▸ EXTRAIT FOURNI:
Conclusions : l’exploration continue…

La génomique comparée a donné une impulsion nouvelle aux travaux sur Luca. Ces dernières années, l’exploration du monde vivant a également apporté des informations inattendues. Ainsi, des structures similaires au noyau eucaryote ont été découvertes chez des bactéries du groupe des Planctomycetales [21, 22], ouvrant un débat sur l’existence possible d’un Luca à noyau. De même, des gènes codant pour la tubuline α et β (considérée comme spécifique des eucaryotes) ont été identifiés chez des bactéries du groupe des Verrucomicrobiales (pour une revue récente sur les éléments du cytosquelette chez les bactéries, voir [23]). Ces découvertes ont rendu la frontière entre le monde eucaryote et le monde procaryote plus floue. De même, la découverte récente d’un virus géant, le Mimivirus, dont le génome fait 1,2 Mb (ce qui est trois fois plus grand que les plus petits génomes décrits chez des organismes cellulaires), soulève à nouveau la question de la nature des virus et de leur rôle dans l’évolution [24], le génome du Mimivirus contenant des gènes codant pour des protéines présentes dans les trois domaines cellulaires, dont quelques protéines impliquées dans la traduction ; un arbre universel fondé sur ces protéines positionne le Mimivirus entre les archées et les eucaryotes [24]. Ce résultat est à rapprocher de l’hypothèse récente selon laquelle le noyau des cellules eucaryotes pourrait être d’origine virale [25-27]. Le Mimivirus, qui infecte aujourd’hui une amibe, est-il une relique d’un quatrième domaine cellulaire aujourd’hui disparu ? Ou encore un proche parent du virus ayant donné naissance aux cellules eucaryotes ? Plus prosaïquement, est-il le descendant d’un très vieux virus qui a capturé des gènes d’anciennes lignées eucaryotes ? (voir [28] et [29] pour une discussion intéressante autour de cette controverse). Le séquençage d’un plus grand nombre de génomes (en particulier chez les protistes et les virus), ainsi que l’obtention de données expérimentales, devraient permettre de répondre à ces questions.

▸ ESSAYEZ:
Restituez l'extrait sur Luca en entier, sans y changer un mot. Servez-vous uniquement de l'extrait.

▸ DONNÉES FOURNIES:

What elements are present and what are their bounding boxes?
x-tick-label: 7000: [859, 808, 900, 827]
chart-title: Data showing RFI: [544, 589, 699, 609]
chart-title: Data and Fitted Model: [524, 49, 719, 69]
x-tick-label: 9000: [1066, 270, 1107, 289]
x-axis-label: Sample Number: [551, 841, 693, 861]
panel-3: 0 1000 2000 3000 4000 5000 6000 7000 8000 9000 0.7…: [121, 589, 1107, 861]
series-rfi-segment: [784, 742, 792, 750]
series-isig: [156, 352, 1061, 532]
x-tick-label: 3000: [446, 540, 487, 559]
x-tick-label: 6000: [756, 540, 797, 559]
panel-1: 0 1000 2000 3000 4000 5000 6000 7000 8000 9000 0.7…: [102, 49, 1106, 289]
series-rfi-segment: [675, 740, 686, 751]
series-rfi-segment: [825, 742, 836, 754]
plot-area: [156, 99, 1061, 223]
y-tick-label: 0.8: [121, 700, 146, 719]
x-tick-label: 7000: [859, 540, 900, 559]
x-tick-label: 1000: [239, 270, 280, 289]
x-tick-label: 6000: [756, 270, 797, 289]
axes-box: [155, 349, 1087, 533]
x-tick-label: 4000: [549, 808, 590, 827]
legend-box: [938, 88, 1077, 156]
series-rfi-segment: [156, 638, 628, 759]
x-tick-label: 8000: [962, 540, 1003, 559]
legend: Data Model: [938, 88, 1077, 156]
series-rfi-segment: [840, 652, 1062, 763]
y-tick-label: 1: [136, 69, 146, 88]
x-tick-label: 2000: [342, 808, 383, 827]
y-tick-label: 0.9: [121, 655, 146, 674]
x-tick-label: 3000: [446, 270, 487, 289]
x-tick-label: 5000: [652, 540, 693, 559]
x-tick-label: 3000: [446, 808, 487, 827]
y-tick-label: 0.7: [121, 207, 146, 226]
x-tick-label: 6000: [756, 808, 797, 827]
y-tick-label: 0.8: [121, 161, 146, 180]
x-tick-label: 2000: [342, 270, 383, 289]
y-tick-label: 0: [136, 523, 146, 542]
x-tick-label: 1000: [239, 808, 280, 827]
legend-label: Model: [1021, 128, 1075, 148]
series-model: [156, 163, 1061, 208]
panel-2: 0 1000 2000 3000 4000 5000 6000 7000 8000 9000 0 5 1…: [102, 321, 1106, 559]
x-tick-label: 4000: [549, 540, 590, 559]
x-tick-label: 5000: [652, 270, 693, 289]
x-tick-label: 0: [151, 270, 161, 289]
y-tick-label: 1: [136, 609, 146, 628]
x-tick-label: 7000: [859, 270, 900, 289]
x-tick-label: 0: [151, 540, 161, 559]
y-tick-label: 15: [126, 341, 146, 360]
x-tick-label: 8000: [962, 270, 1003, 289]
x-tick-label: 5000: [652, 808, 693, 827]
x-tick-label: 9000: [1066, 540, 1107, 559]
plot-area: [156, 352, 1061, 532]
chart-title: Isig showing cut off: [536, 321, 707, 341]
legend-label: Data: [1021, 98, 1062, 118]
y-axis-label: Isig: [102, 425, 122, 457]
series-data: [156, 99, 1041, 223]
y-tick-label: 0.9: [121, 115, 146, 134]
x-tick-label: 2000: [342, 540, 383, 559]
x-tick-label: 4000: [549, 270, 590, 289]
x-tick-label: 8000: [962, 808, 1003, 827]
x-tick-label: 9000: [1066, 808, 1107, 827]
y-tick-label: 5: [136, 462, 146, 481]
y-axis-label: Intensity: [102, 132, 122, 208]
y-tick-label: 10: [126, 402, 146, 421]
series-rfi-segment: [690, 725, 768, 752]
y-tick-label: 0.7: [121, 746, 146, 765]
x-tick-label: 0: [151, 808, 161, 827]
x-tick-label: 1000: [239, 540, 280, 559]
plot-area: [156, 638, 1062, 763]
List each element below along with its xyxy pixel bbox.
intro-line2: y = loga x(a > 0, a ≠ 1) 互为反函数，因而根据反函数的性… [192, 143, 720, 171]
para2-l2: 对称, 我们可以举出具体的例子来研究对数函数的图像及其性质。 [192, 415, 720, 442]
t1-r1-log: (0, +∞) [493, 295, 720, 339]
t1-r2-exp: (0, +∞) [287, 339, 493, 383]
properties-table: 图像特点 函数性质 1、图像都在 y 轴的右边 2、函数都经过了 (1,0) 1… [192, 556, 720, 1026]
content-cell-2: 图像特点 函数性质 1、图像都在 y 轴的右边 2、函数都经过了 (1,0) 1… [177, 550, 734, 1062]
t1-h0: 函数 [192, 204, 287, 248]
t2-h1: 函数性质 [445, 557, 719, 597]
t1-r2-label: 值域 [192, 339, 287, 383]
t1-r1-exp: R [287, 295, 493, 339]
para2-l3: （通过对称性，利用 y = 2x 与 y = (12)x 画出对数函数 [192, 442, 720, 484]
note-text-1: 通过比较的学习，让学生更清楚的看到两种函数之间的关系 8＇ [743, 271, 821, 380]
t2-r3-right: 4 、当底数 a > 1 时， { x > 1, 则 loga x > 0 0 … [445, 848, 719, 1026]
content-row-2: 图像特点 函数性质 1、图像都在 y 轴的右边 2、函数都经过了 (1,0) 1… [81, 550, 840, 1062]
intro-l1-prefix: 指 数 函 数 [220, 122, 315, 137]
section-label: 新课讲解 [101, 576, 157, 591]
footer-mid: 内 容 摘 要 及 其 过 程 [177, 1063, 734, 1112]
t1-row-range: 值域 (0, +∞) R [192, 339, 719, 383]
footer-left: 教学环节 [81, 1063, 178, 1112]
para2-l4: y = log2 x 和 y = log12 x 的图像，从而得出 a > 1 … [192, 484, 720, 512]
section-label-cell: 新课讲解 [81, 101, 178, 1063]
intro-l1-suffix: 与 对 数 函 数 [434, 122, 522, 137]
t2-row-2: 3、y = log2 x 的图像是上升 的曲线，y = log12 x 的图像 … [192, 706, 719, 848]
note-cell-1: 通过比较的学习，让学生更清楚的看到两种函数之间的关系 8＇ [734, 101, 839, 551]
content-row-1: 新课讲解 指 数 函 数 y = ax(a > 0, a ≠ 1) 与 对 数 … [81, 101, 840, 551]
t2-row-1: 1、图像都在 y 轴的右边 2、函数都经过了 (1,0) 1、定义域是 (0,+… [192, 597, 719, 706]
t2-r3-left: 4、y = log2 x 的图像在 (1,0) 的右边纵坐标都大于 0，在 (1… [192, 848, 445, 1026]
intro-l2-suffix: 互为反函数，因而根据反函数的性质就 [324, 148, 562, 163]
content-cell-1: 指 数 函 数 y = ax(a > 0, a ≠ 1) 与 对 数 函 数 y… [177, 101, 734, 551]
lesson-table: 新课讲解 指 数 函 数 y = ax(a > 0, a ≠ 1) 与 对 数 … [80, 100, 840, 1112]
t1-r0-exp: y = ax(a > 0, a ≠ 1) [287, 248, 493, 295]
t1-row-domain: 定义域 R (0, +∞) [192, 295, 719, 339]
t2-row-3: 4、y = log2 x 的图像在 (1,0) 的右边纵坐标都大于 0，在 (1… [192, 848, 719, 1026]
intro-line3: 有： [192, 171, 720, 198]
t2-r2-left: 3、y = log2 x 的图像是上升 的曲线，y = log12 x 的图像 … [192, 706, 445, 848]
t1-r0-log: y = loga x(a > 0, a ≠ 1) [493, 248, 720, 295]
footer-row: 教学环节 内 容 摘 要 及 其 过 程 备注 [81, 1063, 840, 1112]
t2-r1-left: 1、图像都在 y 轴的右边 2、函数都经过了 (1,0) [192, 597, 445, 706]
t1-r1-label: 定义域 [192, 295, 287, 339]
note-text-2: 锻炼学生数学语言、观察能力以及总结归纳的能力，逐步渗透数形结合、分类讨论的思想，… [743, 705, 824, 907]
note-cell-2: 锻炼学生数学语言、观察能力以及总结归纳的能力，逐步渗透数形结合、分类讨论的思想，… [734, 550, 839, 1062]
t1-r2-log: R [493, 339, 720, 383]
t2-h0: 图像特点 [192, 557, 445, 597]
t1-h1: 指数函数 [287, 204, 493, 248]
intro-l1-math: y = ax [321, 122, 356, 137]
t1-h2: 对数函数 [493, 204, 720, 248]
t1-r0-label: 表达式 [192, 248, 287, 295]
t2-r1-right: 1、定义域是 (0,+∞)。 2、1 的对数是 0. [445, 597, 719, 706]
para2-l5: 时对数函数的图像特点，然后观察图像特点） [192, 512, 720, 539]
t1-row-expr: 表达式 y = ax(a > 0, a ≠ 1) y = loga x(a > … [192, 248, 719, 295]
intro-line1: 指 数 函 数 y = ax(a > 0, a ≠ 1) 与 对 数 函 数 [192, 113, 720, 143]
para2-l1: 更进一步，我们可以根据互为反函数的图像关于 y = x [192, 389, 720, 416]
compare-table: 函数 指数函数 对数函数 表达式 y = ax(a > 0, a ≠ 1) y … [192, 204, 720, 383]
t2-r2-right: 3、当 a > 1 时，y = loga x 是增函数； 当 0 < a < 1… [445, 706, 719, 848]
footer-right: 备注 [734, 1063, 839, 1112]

▸ CORRIGÉ:
Conclusions : l’exploration continue…

La génomique comparée a donné une impulsion nouvelle aux travaux sur Luca. Ces dernières années, l’exploration du monde vivant a également apporté des informations inattendues. Ainsi, des structures similaires au noyau eucaryote ont été découvertes chez des bactéries du groupe des Planctomycetales [21, 22], ouvrant un débat sur l’existence possible d’un Luca à noyau. De même, des gènes codant pour la tubuline α et β (considérée comme spécifique des eucaryotes) ont été identifiés chez des bactéries du groupe des Verrucomicrobiales (pour une revue récente sur les éléments du cytosquelette chez les bactéries, voir [23]). Ces découvertes ont rendu la frontière entre le monde eucaryote et le monde procaryote plus floue. De même, la découverte récente d’un virus géant, le Mimivirus, dont le génome fait 1,2 Mb (ce qui est trois fois plus grand que les plus petits génomes décrits chez des organismes cellulaires), soulève à nouveau la question de la nature des virus et de leur rôle dans l’évolution [24], le génome du Mimivirus contenant des gènes codant pour des protéines présentes dans les trois domaines cellulaires, dont quelques protéines impliquées dans la traduction ; un arbre universel fondé sur ces protéines positionne le Mimivirus entre les archées et les eucaryotes [24]. Ce résultat est à rapprocher de l’hypothèse récente selon laquelle le noyau des cellules eucaryotes pourrait être d’origine virale [25-27]. Le Mimivirus, qui infecte aujourd’hui une amibe, est-il une relique d’un quatrième domaine cellulaire aujourd’hui disparu ? Ou encore un proche parent du virus ayant donné naissance aux cellules eucaryotes ? Plus prosaïquement, est-il le descendant d’un très vieux virus qui a capturé des gènes d’anciennes lignées eucaryotes ? (voir [28] et [29] pour une discussion intéressante autour de cette controverse). Le séquençage d’un plus grand nombre de génomes (en particulier chez les protistes et les virus), ainsi que l’obtention de données expérimentales, devraient permettre de répondre à ces questions.